= Exercise =
Give again only what runs from the line with "What does this" to the final line of the entries below, exactly as written and without pictures.

= Given data =
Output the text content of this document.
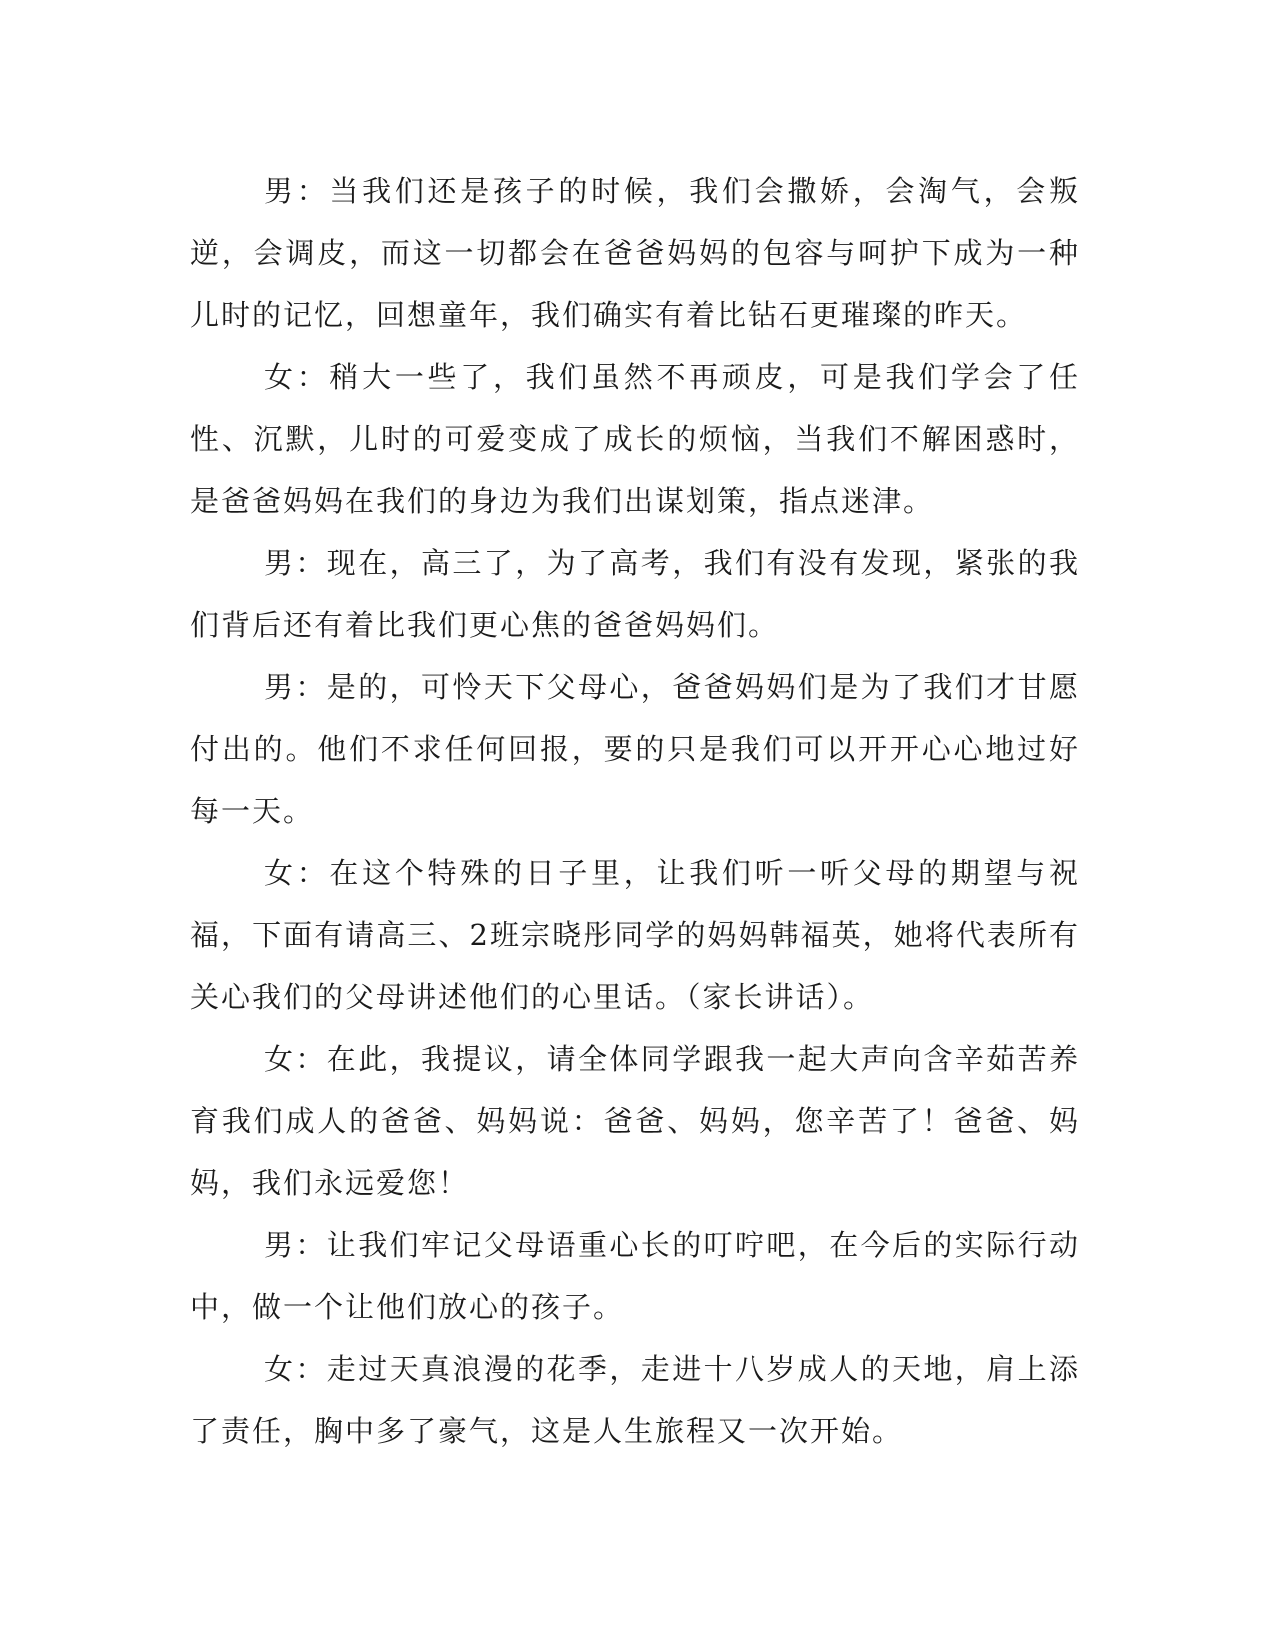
男：当我们还是孩子的时候，我们会撒娇，会淘气，会叛逆，会调皮，而这一切都会在爸爸妈妈的包容与呵护下成为一种儿时的记忆，回想童年，我们确实有着比钻石更璀璨的昨天。

女：稍大一些了，我们虽然不再顽皮，可是我们学会了任性、沉默，儿时的可爱变成了成长的烦恼，当我们不解困惑时，是爸爸妈妈在我们的身边为我们出谋划策，指点迷津。

男：现在，高三了，为了高考，我们有没有发现，紧张的我们背后还有着比我们更心焦的爸爸妈妈们。

男：是的，可怜天下父母心，爸爸妈妈们是为了我们才甘愿付出的。他们不求任何回报，要的只是我们可以开开心心地过好每一天。

女：在这个特殊的日子里，让我们听一听父母的期望与祝福，下面有请高三、2班宗晓彤同学的妈妈韩福英，她将代表所有关心我们的父母讲述他们的心里话。（家长讲话）。

女：在此，我提议，请全体同学跟我一起大声向含辛茹苦养育我们成人的爸爸、妈妈说：爸爸、妈妈，您辛苦了！爸爸、妈妈，我们永远爱您！

男：让我们牢记父母语重心长的叮咛吧，在今后的实际行动中，做一个让他们放心的孩子。

女：走过天真浪漫的花季，走进十八岁成人的天地，肩上添了责任，胸中多了豪气，这是人生旅程又一次开始。
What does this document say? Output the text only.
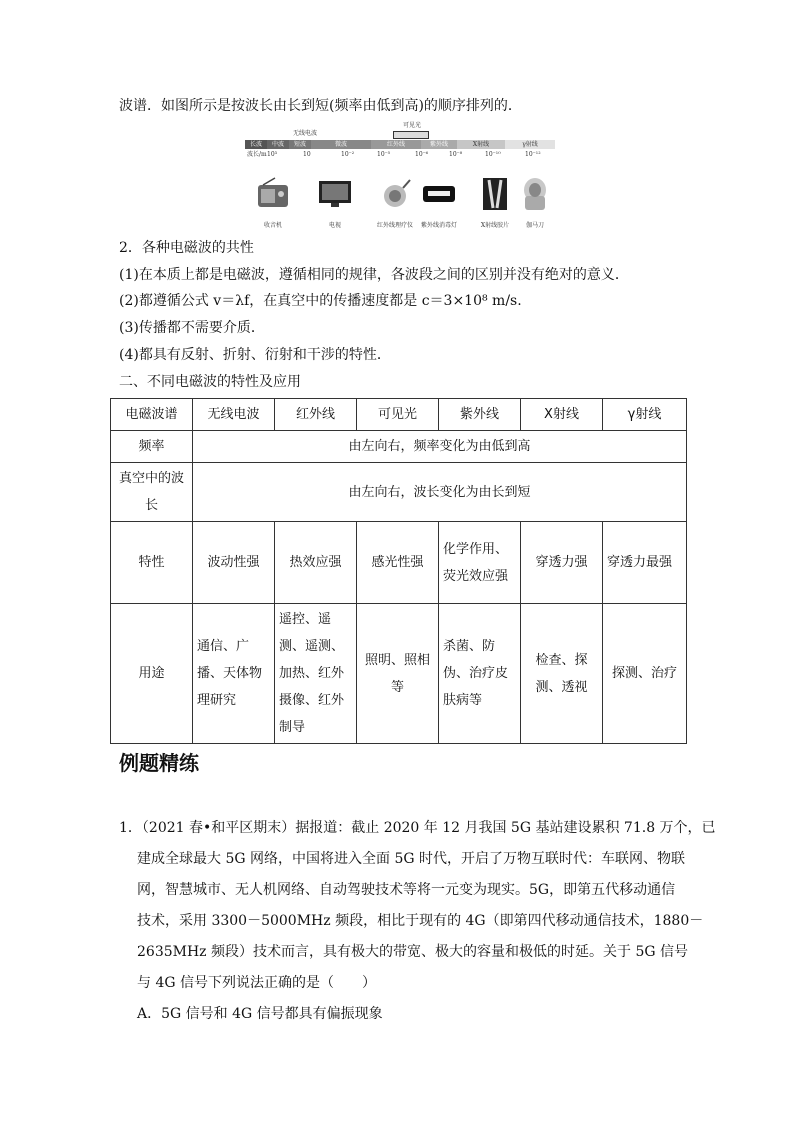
波谱．如图所示是按波长由长到短(频率由低到高)的顺序排列的．
无线电波
可见光
长波	中波	短波	微波	红外线	紫外线	X射线	γ射线
波长/m 10³	10	10⁻²	10⁻⁵	10⁻⁶	10⁻⁸	10⁻¹⁰	10⁻¹²
收音机	电视	红外线理疗仪	紫外线消毒灯	X射线胶片	伽马刀
2．各种电磁波的共性
(1)在本质上都是电磁波，遵循相同的规律，各波段之间的区别并没有绝对的意义．
(2)都遵循公式 v＝λf，在真空中的传播速度都是 c＝3×10⁸ m/s.
(3)传播都不需要介质．
(4)都具有反射、折射、衍射和干涉的特性．
二、不同电磁波的特性及应用
电磁波谱	无线电波	红外线	可见光	紫外线	X射线	γ射线
频率	由左向右，频率变化为由低到高					
真空中的波长	由左向右，波长变化为由长到短					
特性	波动性强	热效应强	感光性强	化学作用、荧光效应强	穿透力强	穿透力最强
用途	通信、广播、天体物理研究	遥控、遥测、遥测、加热、红外摄像、红外制导	照明、照相等	杀菌、防伪、治疗皮肤病等	检查、探测、透视	探测、治疗
例题精练
1．（2021 春•和平区期末）据报道：截止 2020 年 12 月我国 5G 基站建设累积 71.8 万个，已
建成全球最大 5G 网络，中国将进入全面 5G 时代，开启了万物互联时代：车联网、物联
网，智慧城市、无人机网络、自动驾驶技术等将一元变为现实。5G，即第五代移动通信
技术，采用 3300－5000MHz 频段，相比于现有的 4G（即第四代移动通信技术，1880－
2635MHz 频段）技术而言，具有极大的带宽、极大的容量和极低的时延。关于 5G 信号
与 4G 信号下列说法正确的是（　　）
A．5G 信号和 4G 信号都具有偏振现象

= Answer =
What does this document say? Output the text only.
波谱．如图所示是按波长由长到短(频率由低到高)的顺序排列的．
无线电波
可见光
长波	中波	短波	微波	红外线	紫外线	X射线	γ射线
波长/m 10³	10	10⁻²	10⁻⁵	10⁻⁶	10⁻⁸	10⁻¹⁰	10⁻¹²
收音机	电视	红外线理疗仪	紫外线消毒灯	X射线胶片	伽马刀
2．各种电磁波的共性
(1)在本质上都是电磁波，遵循相同的规律，各波段之间的区别并没有绝对的意义．
(2)都遵循公式 v＝λf，在真空中的传播速度都是 c＝3×10⁸ m/s.
(3)传播都不需要介质．
(4)都具有反射、折射、衍射和干涉的特性．
二、不同电磁波的特性及应用
电磁波谱	无线电波	红外线	可见光	紫外线	X射线	γ射线
频率	由左向右，频率变化为由低到高					
真空中的波长	由左向右，波长变化为由长到短					
特性	波动性强	热效应强	感光性强	化学作用、荧光效应强	穿透力强	穿透力最强
用途	通信、广播、天体物理研究	遥控、遥测、遥测、加热、红外摄像、红外制导	照明、照相等	杀菌、防伪、治疗皮肤病等	检查、探测、透视	探测、治疗
例题精练
1．（2021 春•和平区期末）据报道：截止 2020 年 12 月我国 5G 基站建设累积 71.8 万个，已
建成全球最大 5G 网络，中国将进入全面 5G 时代，开启了万物互联时代：车联网、物联
网，智慧城市、无人机网络、自动驾驶技术等将一元变为现实。5G，即第五代移动通信
技术，采用 3300－5000MHz 频段，相比于现有的 4G（即第四代移动通信技术，1880－
2635MHz 频段）技术而言，具有极大的带宽、极大的容量和极低的时延。关于 5G 信号
与 4G 信号下列说法正确的是（　　）
A．5G 信号和 4G 信号都具有偏振现象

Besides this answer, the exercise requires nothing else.